— Begin —

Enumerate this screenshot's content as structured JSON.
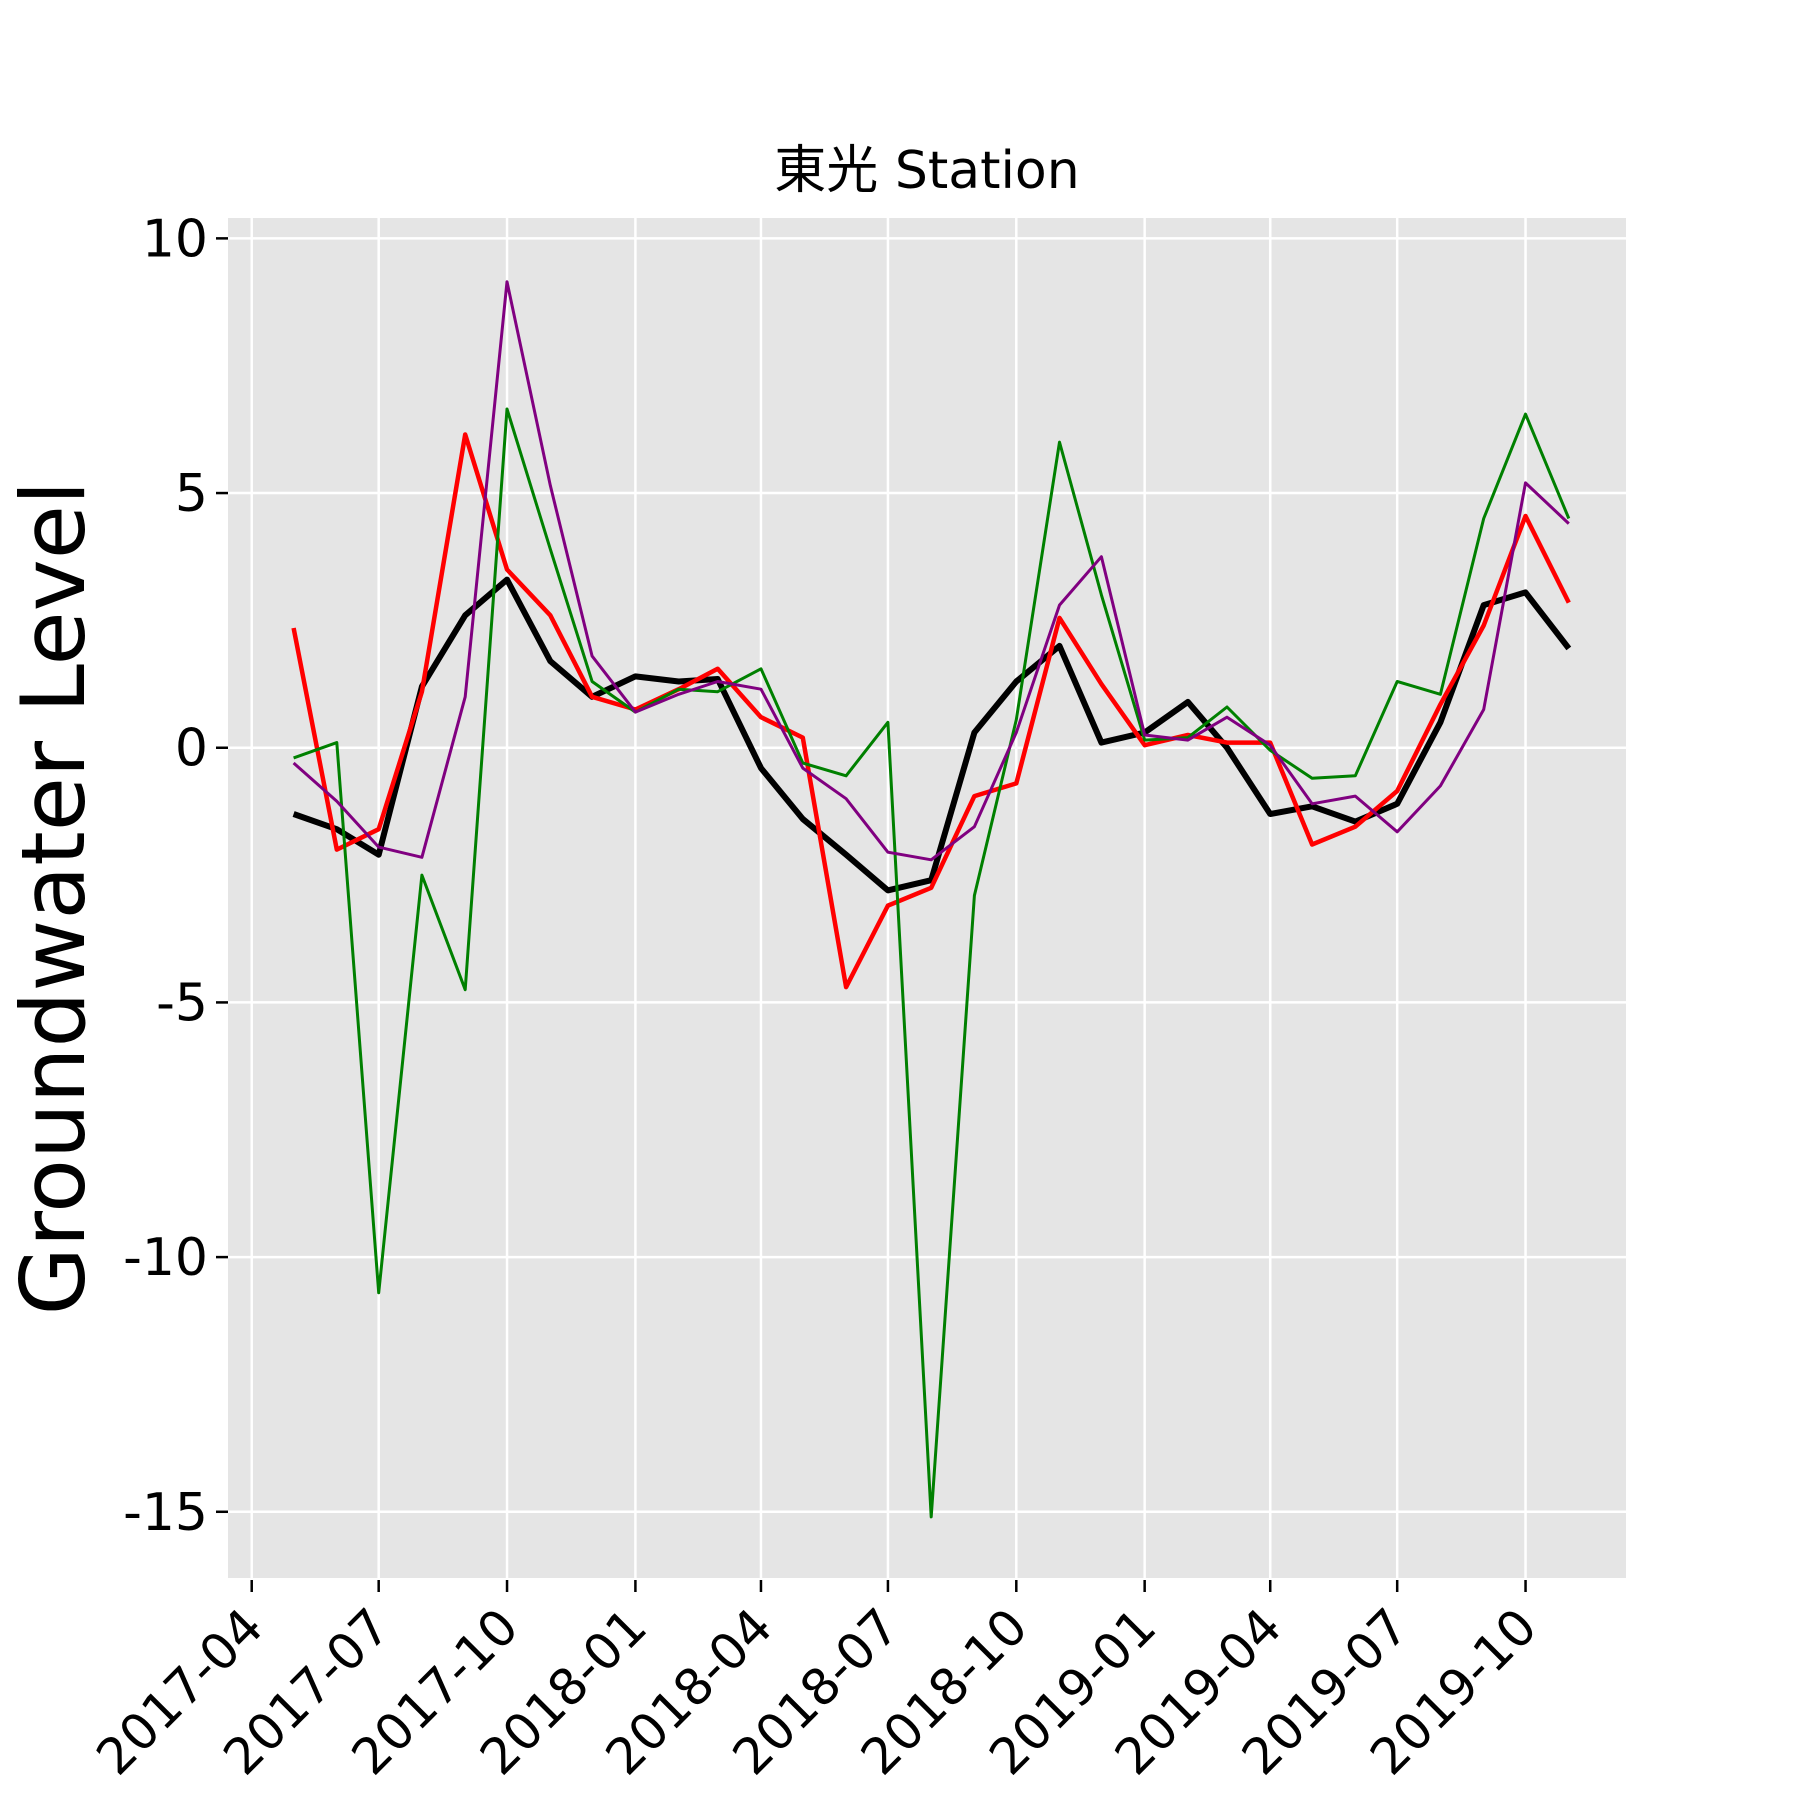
{
  "chart_data": {
    "type": "line",
    "title": "東光 Station",
    "xlabel": "",
    "ylabel": "Groundwater Level",
    "x": [
      "2017-05-01",
      "2017-06-01",
      "2017-07-01",
      "2017-08-01",
      "2017-09-01",
      "2017-10-01",
      "2017-11-01",
      "2017-12-01",
      "2018-01-01",
      "2018-02-01",
      "2018-03-01",
      "2018-04-01",
      "2018-05-01",
      "2018-06-01",
      "2018-07-01",
      "2018-08-01",
      "2018-09-01",
      "2018-10-01",
      "2018-11-01",
      "2018-12-01",
      "2019-01-01",
      "2019-02-01",
      "2019-03-01",
      "2019-04-01",
      "2019-05-01",
      "2019-06-01",
      "2019-07-01",
      "2019-08-01",
      "2019-09-01",
      "2019-10-01",
      "2019-11-01"
    ],
    "xticks": [
      "2017-04",
      "2017-07",
      "2017-10",
      "2018-01",
      "2018-04",
      "2018-07",
      "2018-10",
      "2019-01",
      "2019-04",
      "2019-07",
      "2019-10"
    ],
    "yticks": [
      10,
      5,
      0,
      -5,
      -10,
      -15
    ],
    "xlim": [
      "2017-03-15",
      "2019-12-12"
    ],
    "ylim": [
      -16.3,
      10.4
    ],
    "grid": true,
    "colors": {
      "background": "#e5e5e5",
      "grid": "#ffffff"
    },
    "series": [
      {
        "color": "#000000",
        "width": 6,
        "values": [
          -1.3,
          -1.6,
          -2.1,
          1.2,
          2.6,
          3.3,
          1.7,
          1.0,
          1.4,
          1.3,
          1.35,
          -0.4,
          -1.4,
          -2.1,
          -2.8,
          -2.6,
          0.3,
          1.3,
          2.0,
          0.1,
          0.3,
          0.9,
          0.0,
          -1.3,
          -1.15,
          -1.45,
          -1.1,
          0.5,
          2.8,
          3.05,
          1.95
        ]
      },
      {
        "color": "#ff0000",
        "width": 4.5,
        "values": [
          2.35,
          -2.0,
          -1.6,
          1.1,
          6.15,
          3.5,
          2.6,
          1.0,
          0.75,
          1.15,
          1.55,
          0.6,
          0.2,
          -4.7,
          -3.1,
          -2.75,
          -0.95,
          -0.7,
          2.55,
          1.25,
          0.05,
          0.25,
          0.1,
          0.1,
          -1.9,
          -1.55,
          -0.85,
          0.85,
          2.4,
          4.55,
          2.85
        ]
      },
      {
        "color": "#008000",
        "width": 3,
        "values": [
          -0.2,
          0.1,
          -10.7,
          -2.5,
          -4.75,
          6.65,
          3.9,
          1.3,
          0.7,
          1.15,
          1.1,
          1.55,
          -0.3,
          -0.55,
          0.5,
          -15.1,
          -2.9,
          0.55,
          6.0,
          3.0,
          0.15,
          0.2,
          0.8,
          -0.05,
          -0.6,
          -0.55,
          1.3,
          1.05,
          4.5,
          6.55,
          4.5
        ]
      },
      {
        "color": "#800080",
        "width": 3,
        "values": [
          -0.3,
          -1.05,
          -1.95,
          -2.15,
          1.0,
          9.15,
          5.15,
          1.8,
          0.7,
          1.05,
          1.3,
          1.15,
          -0.4,
          -1.0,
          -2.05,
          -2.2,
          -1.55,
          0.3,
          2.8,
          3.75,
          0.25,
          0.15,
          0.6,
          0.05,
          -1.1,
          -0.95,
          -1.65,
          -0.75,
          0.75,
          5.2,
          4.4
        ]
      }
    ]
  }
}
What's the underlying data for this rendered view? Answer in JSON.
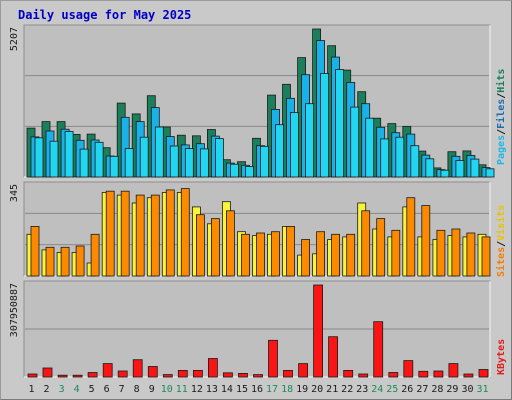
{
  "title": "Daily usage for May 2025",
  "colors": {
    "background": "#c9c9c9",
    "plot_bg": "#bfbfbf",
    "title_blue": "#0000c8",
    "hits": "#1a7f5a",
    "files": "#1ab1e8",
    "pages": "#22d6f2",
    "visits": "#f8f43a",
    "sites": "#fb8a00",
    "kbytes": "#fa1414",
    "weekend_green": "#1e8a58"
  },
  "right_labels": {
    "panel1": [
      {
        "text": "Pages",
        "color": "#22b6e6"
      },
      {
        "text": "/",
        "color": "#1a1a1a"
      },
      {
        "text": "Files",
        "color": "#1a6bb3"
      },
      {
        "text": "/",
        "color": "#1a1a1a"
      },
      {
        "text": "Hits",
        "color": "#1a7f5a"
      }
    ],
    "panel2": [
      {
        "text": "Sites",
        "color": "#f57c00"
      },
      {
        "text": "/",
        "color": "#1a1a1a"
      },
      {
        "text": "Visits",
        "color": "#e8c300"
      }
    ],
    "panel3": [
      {
        "text": "KBytes",
        "color": "#e31a1a"
      }
    ]
  },
  "chart_data": [
    {
      "type": "bar",
      "panel": "hits-files-pages",
      "max_label": "5207",
      "ylim": [
        0,
        5207
      ],
      "categories": [
        "1",
        "2",
        "3",
        "4",
        "5",
        "6",
        "7",
        "8",
        "9",
        "10",
        "11",
        "12",
        "13",
        "14",
        "15",
        "16",
        "17",
        "18",
        "19",
        "20",
        "21",
        "22",
        "23",
        "24",
        "25",
        "26",
        "27",
        "28",
        "29",
        "30",
        "31"
      ],
      "series": [
        {
          "name": "Hits",
          "values": [
            1720,
            1950,
            1950,
            1500,
            1510,
            1030,
            2600,
            2220,
            2860,
            1760,
            1470,
            1450,
            1670,
            610,
            540,
            1360,
            2880,
            3260,
            4200,
            5207,
            4620,
            3760,
            3000,
            2070,
            1880,
            1780,
            910,
            320,
            890,
            920,
            430
          ]
        },
        {
          "name": "Files",
          "values": [
            1410,
            1620,
            1680,
            1290,
            1300,
            740,
            2100,
            1950,
            2440,
            1420,
            1130,
            1170,
            1440,
            490,
            410,
            1100,
            2380,
            2770,
            3600,
            4800,
            4220,
            3330,
            2580,
            1750,
            1560,
            1510,
            770,
            260,
            730,
            760,
            330
          ]
        },
        {
          "name": "Pages",
          "values": [
            1380,
            1260,
            1600,
            980,
            1220,
            730,
            1000,
            1400,
            1760,
            1090,
            1000,
            990,
            1350,
            450,
            370,
            1080,
            1840,
            2270,
            2580,
            3640,
            3780,
            2460,
            2070,
            1340,
            1400,
            1100,
            640,
            240,
            580,
            630,
            290
          ]
        }
      ]
    },
    {
      "type": "bar",
      "panel": "visits-sites",
      "max_label": "345",
      "ylim": [
        0,
        345
      ],
      "categories": [
        "1",
        "2",
        "3",
        "4",
        "5",
        "6",
        "7",
        "8",
        "9",
        "10",
        "11",
        "12",
        "13",
        "14",
        "15",
        "16",
        "17",
        "18",
        "19",
        "20",
        "21",
        "22",
        "23",
        "24",
        "25",
        "26",
        "27",
        "28",
        "29",
        "30",
        "31"
      ],
      "series": [
        {
          "name": "Visits",
          "values": [
            160,
            100,
            90,
            90,
            50,
            320,
            310,
            280,
            300,
            320,
            320,
            265,
            200,
            285,
            170,
            155,
            160,
            190,
            80,
            85,
            140,
            150,
            280,
            180,
            150,
            265,
            150,
            140,
            155,
            150,
            160
          ]
        },
        {
          "name": "Sites",
          "values": [
            190,
            110,
            110,
            115,
            160,
            325,
            325,
            310,
            310,
            330,
            335,
            235,
            220,
            250,
            160,
            165,
            170,
            190,
            140,
            170,
            160,
            160,
            250,
            220,
            175,
            300,
            270,
            175,
            180,
            165,
            150
          ]
        }
      ]
    },
    {
      "type": "bar",
      "panel": "kbytes",
      "max_label": "307950887",
      "ylim": [
        0,
        307950887
      ],
      "categories": [
        "1",
        "2",
        "3",
        "4",
        "5",
        "6",
        "7",
        "8",
        "9",
        "10",
        "11",
        "12",
        "13",
        "14",
        "15",
        "16",
        "17",
        "18",
        "19",
        "20",
        "21",
        "22",
        "23",
        "24",
        "25",
        "26",
        "27",
        "28",
        "29",
        "30",
        "31"
      ],
      "series": [
        {
          "name": "KBytes",
          "values": [
            10000000,
            30000000,
            6000000,
            6000000,
            15000000,
            45000000,
            20000000,
            58000000,
            35000000,
            8000000,
            22000000,
            22000000,
            62000000,
            14000000,
            12000000,
            8000000,
            123000000,
            22000000,
            45000000,
            307950887,
            135000000,
            22000000,
            10000000,
            185000000,
            15000000,
            55000000,
            19000000,
            20000000,
            45000000,
            10000000,
            25000000
          ]
        }
      ]
    }
  ],
  "xaxis": {
    "labels": [
      "1",
      "2",
      "3",
      "4",
      "5",
      "6",
      "7",
      "8",
      "9",
      "10",
      "11",
      "12",
      "13",
      "14",
      "15",
      "16",
      "17",
      "18",
      "19",
      "20",
      "21",
      "22",
      "23",
      "24",
      "25",
      "26",
      "27",
      "28",
      "29",
      "30",
      "31"
    ],
    "weekend_days": [
      "3",
      "4",
      "10",
      "11",
      "17",
      "18",
      "24",
      "25",
      "31"
    ]
  }
}
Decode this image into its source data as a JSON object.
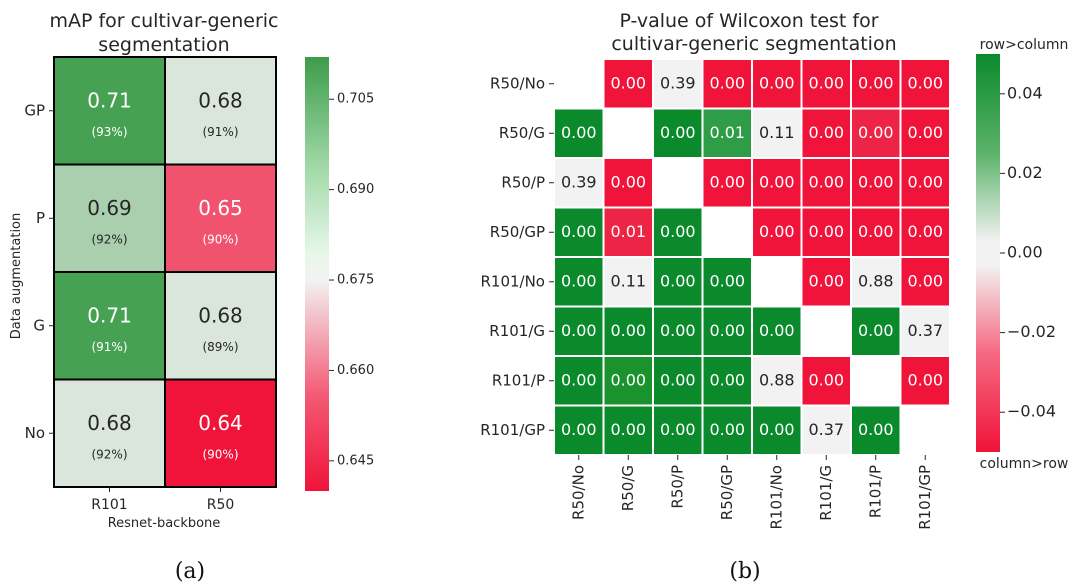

— End —

> **Objective**: Look for the word "name" and return every line where it occurs.

> **Response to the task**:
          "name": "Hits",
          "name": "Files",
          "name": "Pages",
          "name": "Visits",
          "name": "Sites",
          "name": "KBytes",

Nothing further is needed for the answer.